[BEGIN STORED ROWS]

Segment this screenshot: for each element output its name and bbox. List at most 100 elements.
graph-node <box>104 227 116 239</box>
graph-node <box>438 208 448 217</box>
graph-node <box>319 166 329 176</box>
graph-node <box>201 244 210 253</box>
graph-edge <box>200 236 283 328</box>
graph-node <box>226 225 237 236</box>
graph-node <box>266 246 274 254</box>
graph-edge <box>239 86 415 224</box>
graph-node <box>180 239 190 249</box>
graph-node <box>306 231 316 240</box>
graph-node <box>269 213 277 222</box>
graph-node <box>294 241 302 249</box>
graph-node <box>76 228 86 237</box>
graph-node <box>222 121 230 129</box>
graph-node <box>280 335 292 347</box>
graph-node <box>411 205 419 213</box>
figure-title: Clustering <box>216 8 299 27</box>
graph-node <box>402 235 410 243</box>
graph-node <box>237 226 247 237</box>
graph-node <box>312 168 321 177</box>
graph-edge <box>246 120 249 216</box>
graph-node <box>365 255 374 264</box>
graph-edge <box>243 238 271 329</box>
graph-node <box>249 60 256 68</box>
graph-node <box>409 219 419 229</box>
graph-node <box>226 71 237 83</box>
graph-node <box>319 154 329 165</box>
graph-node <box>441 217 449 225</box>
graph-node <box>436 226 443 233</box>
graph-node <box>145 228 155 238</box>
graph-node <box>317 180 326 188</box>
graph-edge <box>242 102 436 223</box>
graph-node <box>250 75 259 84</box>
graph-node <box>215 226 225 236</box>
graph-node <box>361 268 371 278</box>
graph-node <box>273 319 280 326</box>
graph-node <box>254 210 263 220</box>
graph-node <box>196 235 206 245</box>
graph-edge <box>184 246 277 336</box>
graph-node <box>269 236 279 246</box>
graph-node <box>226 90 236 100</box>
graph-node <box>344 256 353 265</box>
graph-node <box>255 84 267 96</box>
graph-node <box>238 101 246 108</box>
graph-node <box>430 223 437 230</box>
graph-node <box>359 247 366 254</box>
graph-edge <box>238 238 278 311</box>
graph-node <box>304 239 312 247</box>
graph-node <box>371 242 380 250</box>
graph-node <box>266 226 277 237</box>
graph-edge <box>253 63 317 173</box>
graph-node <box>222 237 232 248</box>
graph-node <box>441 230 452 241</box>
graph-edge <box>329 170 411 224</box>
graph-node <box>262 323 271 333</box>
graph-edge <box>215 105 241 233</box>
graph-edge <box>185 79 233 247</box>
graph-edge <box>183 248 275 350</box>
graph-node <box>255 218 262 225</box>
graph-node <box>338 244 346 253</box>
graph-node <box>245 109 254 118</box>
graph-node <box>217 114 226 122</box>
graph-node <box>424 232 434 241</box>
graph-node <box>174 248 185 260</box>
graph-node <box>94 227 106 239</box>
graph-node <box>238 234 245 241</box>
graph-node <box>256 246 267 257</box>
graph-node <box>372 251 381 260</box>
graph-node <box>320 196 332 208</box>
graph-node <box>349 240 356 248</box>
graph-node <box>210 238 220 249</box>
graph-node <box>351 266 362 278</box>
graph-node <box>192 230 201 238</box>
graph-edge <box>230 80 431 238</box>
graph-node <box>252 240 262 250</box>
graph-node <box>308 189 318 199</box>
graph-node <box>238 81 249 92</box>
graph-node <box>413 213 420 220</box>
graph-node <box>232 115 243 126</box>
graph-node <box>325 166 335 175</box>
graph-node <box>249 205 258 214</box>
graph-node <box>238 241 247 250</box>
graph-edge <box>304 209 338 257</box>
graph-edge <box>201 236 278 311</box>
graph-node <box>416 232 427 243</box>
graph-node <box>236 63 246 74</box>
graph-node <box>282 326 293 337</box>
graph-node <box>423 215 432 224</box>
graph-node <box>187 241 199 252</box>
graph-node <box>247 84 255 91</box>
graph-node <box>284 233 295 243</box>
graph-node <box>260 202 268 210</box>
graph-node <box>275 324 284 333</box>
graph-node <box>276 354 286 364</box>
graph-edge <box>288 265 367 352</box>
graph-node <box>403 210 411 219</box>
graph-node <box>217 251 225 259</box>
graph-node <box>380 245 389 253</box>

[END STORED ROWS]

--- WHAT THIS TASK INVOLVES ---
Render the lines above as a JSON list of strings, with one string per line and blank lines omitted.

--- RESULT OF THE EXERCISE ---
[
  "Segment this screenshot: for each element output its name and bbox. List at most 100 elements.",
  "graph-node <box>104 227 116 239</box>",
  "graph-node <box>438 208 448 217</box>",
  "graph-node <box>319 166 329 176</box>",
  "graph-node <box>201 244 210 253</box>",
  "graph-edge <box>200 236 283 328</box>",
  "graph-node <box>226 225 237 236</box>",
  "graph-node <box>266 246 274 254</box>",
  "graph-edge <box>239 86 415 224</box>",
  "graph-node <box>180 239 190 249</box>",
  "graph-node <box>306 231 316 240</box>",
  "graph-node <box>269 213 277 222</box>",
  "graph-node <box>294 241 302 249</box>",
  "graph-node <box>76 228 86 237</box>",
  "graph-node <box>222 121 230 129</box>",
  "graph-node <box>280 335 292 347</box>",
  "graph-node <box>411 205 419 213</box>",
  "figure-title: Clustering <box>216 8 299 27</box>",
  "graph-node <box>402 235 410 243</box>",
  "graph-node <box>237 226 247 237</box>",
  "graph-node <box>312 168 321 177</box>",
  "graph-edge <box>246 120 249 216</box>",
  "graph-node <box>365 255 374 264</box>",
  "graph-edge <box>243 238 271 329</box>",
  "graph-node <box>249 60 256 68</box>",
  "graph-node <box>409 219 419 229</box>",
  "graph-node <box>226 71 237 83</box>",
  "graph-node <box>319 154 329 165</box>",
  "graph-node <box>441 217 449 225</box>",
  "graph-node <box>436 226 443 233</box>",
  "graph-node <box>145 228 155 238</box>",
  "graph-node <box>317 180 326 188</box>",
  "graph-edge <box>242 102 436 223</box>",
  "graph-node <box>250 75 259 84</box>",
  "graph-node <box>215 226 225 236</box>",
  "graph-node <box>361 268 371 278</box>",
  "graph-node <box>273 319 280 326</box>",
  "graph-node <box>254 210 263 220</box>",
  "graph-node <box>196 235 206 245</box>",
  "graph-edge <box>184 246 277 336</box>",
  "graph-node <box>269 236 279 246</box>",
  "graph-node <box>226 90 236 100</box>",
  "graph-node <box>344 256 353 265</box>",
  "graph-node <box>255 84 267 96</box>",
  "graph-node <box>238 101 246 108</box>",
  "graph-node <box>430 223 437 230</box>",
  "graph-node <box>359 247 366 254</box>",
  "graph-edge <box>238 238 278 311</box>",
  "graph-node <box>304 239 312 247</box>",
  "graph-node <box>371 242 380 250</box>",
  "graph-node <box>266 226 277 237</box>",
  "graph-edge <box>253 63 317 173</box>",
  "graph-node <box>222 237 232 248</box>",
  "graph-node <box>441 230 452 241</box>",
  "graph-edge <box>329 170 411 224</box>",
  "graph-node <box>262 323 271 333</box>",
  "graph-edge <box>215 105 241 233</box>",
  "graph-edge <box>185 79 233 247</box>",
  "graph-edge <box>183 248 275 350</box>",
  "graph-node <box>255 218 262 225</box>",
  "graph-node <box>338 244 346 253</box>",
  "graph-node <box>245 109 254 118</box>",
  "graph-node <box>217 114 226 122</box>",
  "graph-node <box>424 232 434 241</box>",
  "graph-node <box>174 248 185 260</box>",
  "graph-node <box>94 227 106 239</box>",
  "graph-node <box>238 234 245 241</box>",
  "graph-node <box>256 246 267 257</box>",
  "graph-node <box>372 251 381 260</box>",
  "graph-node <box>320 196 332 208</box>",
  "graph-node <box>349 240 356 248</box>",
  "graph-node <box>210 238 220 249</box>",
  "graph-node <box>351 266 362 278</box>",
  "graph-node <box>192 230 201 238</box>",
  "graph-edge <box>230 80 431 238</box>",
  "graph-node <box>252 240 262 250</box>",
  "graph-node <box>308 189 318 199</box>",
  "graph-node <box>238 81 249 92</box>",
  "graph-node <box>413 213 420 220</box>",
  "graph-node <box>232 115 243 126</box>",
  "graph-node <box>325 166 335 175</box>",
  "graph-node <box>249 205 258 214</box>",
  "graph-node <box>238 241 247 250</box>",
  "graph-edge <box>304 209 338 257</box>",
  "graph-edge <box>201 236 278 311</box>",
  "graph-node <box>416 232 427 243</box>",
  "graph-node <box>236 63 246 74</box>",
  "graph-node <box>282 326 293 337</box>",
  "graph-node <box>423 215 432 224</box>",
  "graph-node <box>187 241 199 252</box>",
  "graph-node <box>247 84 255 91</box>",
  "graph-node <box>284 233 295 243</box>",
  "graph-node <box>260 202 268 210</box>",
  "graph-node <box>275 324 284 333</box>",
  "graph-node <box>276 354 286 364</box>",
  "graph-edge <box>288 265 367 352</box>",
  "graph-node <box>403 210 411 219</box>",
  "graph-node <box>217 251 225 259</box>",
  "graph-node <box>380 245 389 253</box>"
]